START
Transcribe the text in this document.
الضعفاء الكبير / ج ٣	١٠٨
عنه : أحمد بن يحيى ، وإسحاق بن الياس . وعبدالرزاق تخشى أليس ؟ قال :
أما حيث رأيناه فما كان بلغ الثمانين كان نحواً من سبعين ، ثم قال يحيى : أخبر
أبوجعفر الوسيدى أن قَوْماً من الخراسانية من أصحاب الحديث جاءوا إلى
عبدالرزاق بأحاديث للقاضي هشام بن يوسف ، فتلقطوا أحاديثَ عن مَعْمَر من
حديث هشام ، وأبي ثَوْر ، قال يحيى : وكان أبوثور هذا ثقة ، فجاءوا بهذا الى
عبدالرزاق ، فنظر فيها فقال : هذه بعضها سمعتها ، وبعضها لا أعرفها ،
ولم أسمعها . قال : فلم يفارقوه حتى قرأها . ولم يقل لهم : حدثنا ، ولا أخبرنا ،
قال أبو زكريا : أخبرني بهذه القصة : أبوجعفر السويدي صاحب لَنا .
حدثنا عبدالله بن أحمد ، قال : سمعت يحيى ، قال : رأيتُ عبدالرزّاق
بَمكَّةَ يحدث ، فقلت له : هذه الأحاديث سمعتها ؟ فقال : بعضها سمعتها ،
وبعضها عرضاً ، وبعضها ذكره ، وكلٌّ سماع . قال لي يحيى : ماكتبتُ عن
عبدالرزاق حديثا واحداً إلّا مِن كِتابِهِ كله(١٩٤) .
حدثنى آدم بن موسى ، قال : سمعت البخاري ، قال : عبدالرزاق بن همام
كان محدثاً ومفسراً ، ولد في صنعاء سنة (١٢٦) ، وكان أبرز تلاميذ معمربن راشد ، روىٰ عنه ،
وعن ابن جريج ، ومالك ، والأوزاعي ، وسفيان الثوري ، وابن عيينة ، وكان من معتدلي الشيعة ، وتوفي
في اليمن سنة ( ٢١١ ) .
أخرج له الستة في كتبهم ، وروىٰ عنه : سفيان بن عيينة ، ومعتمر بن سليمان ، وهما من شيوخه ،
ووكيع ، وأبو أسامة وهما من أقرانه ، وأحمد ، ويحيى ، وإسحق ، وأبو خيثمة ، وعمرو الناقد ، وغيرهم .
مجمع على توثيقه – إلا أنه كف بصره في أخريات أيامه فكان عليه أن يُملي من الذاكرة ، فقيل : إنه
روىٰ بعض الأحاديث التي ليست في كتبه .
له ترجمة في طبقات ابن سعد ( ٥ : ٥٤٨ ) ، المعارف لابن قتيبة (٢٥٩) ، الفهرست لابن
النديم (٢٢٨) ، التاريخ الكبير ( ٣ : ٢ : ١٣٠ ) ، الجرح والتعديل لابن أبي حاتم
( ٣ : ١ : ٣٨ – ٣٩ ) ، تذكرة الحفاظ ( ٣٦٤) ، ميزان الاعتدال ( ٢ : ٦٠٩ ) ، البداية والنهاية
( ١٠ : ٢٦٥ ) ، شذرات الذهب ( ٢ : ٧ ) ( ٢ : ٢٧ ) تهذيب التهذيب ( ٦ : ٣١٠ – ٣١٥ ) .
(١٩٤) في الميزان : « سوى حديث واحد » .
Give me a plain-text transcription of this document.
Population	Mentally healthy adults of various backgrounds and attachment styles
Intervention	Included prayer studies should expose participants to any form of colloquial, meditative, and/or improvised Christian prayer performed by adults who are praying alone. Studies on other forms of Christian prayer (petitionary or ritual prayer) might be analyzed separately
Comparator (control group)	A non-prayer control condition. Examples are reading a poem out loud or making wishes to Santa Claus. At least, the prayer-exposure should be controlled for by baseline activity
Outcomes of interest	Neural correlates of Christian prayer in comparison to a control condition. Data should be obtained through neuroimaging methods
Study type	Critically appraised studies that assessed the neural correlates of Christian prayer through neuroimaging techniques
END
_Requirement_.
Take the listing above and write it out again exactly.

_Task response_.
Transcribe the text in this document.
الضعفاء الكبير / ج ٣	١٠٨
عنه : أحمد بن يحيى ، وإسحاق بن الياس . وعبدالرزاق تخشى أليس ؟ قال :
أما حيث رأيناه فما كان بلغ الثمانين كان نحواً من سبعين ، ثم قال يحيى : أخبر
أبوجعفر الوسيدى أن قَوْماً من الخراسانية من أصحاب الحديث جاءوا إلى
عبدالرزاق بأحاديث للقاضي هشام بن يوسف ، فتلقطوا أحاديثَ عن مَعْمَر من
حديث هشام ، وأبي ثَوْر ، قال يحيى : وكان أبوثور هذا ثقة ، فجاءوا بهذا الى
عبدالرزاق ، فنظر فيها فقال : هذه بعضها سمعتها ، وبعضها لا أعرفها ،
ولم أسمعها . قال : فلم يفارقوه حتى قرأها . ولم يقل لهم : حدثنا ، ولا أخبرنا ،
قال أبو زكريا : أخبرني بهذه القصة : أبوجعفر السويدي صاحب لَنا .
حدثنا عبدالله بن أحمد ، قال : سمعت يحيى ، قال : رأيتُ عبدالرزّاق
بَمكَّةَ يحدث ، فقلت له : هذه الأحاديث سمعتها ؟ فقال : بعضها سمعتها ،
وبعضها عرضاً ، وبعضها ذكره ، وكلٌّ سماع . قال لي يحيى : ماكتبتُ عن
عبدالرزاق حديثا واحداً إلّا مِن كِتابِهِ كله(١٩٤) .
حدثنى آدم بن موسى ، قال : سمعت البخاري ، قال : عبدالرزاق بن همام
كان محدثاً ومفسراً ، ولد في صنعاء سنة (١٢٦) ، وكان أبرز تلاميذ معمربن راشد ، روىٰ عنه ،
وعن ابن جريج ، ومالك ، والأوزاعي ، وسفيان الثوري ، وابن عيينة ، وكان من معتدلي الشيعة ، وتوفي
في اليمن سنة ( ٢١١ ) .
أخرج له الستة في كتبهم ، وروىٰ عنه : سفيان بن عيينة ، ومعتمر بن سليمان ، وهما من شيوخه ،
ووكيع ، وأبو أسامة وهما من أقرانه ، وأحمد ، ويحيى ، وإسحق ، وأبو خيثمة ، وعمرو الناقد ، وغيرهم .
مجمع على توثيقه – إلا أنه كف بصره في أخريات أيامه فكان عليه أن يُملي من الذاكرة ، فقيل : إنه
روىٰ بعض الأحاديث التي ليست في كتبه .
له ترجمة في طبقات ابن سعد ( ٥ : ٥٤٨ ) ، المعارف لابن قتيبة (٢٥٩) ، الفهرست لابن
النديم (٢٢٨) ، التاريخ الكبير ( ٣ : ٢ : ١٣٠ ) ، الجرح والتعديل لابن أبي حاتم
( ٣ : ١ : ٣٨ – ٣٩ ) ، تذكرة الحفاظ ( ٣٦٤) ، ميزان الاعتدال ( ٢ : ٦٠٩ ) ، البداية والنهاية
( ١٠ : ٢٦٥ ) ، شذرات الذهب ( ٢ : ٧ ) ( ٢ : ٢٧ ) تهذيب التهذيب ( ٦ : ٣١٠ – ٣١٥ ) .
(١٩٤) في الميزان : « سوى حديث واحد » .
Give me a plain-text transcription of this document.
Population	Mentally healthy adults of various backgrounds and attachment styles
Intervention	Included prayer studies should expose participants to any form of colloquial, meditative, and/or improvised Christian prayer performed by adults who are praying alone. Studies on other forms of Christian prayer (petitionary or ritual prayer) might be analyzed separately
Comparator (control group)	A non-prayer control condition. Examples are reading a poem out loud or making wishes to Santa Claus. At least, the prayer-exposure should be controlled for by baseline activity
Outcomes of interest	Neural correlates of Christian prayer in comparison to a control condition. Data should be obtained through neuroimaging methods
Study type	Critically appraised studies that assessed the neural correlates of Christian prayer through neuroimaging techniques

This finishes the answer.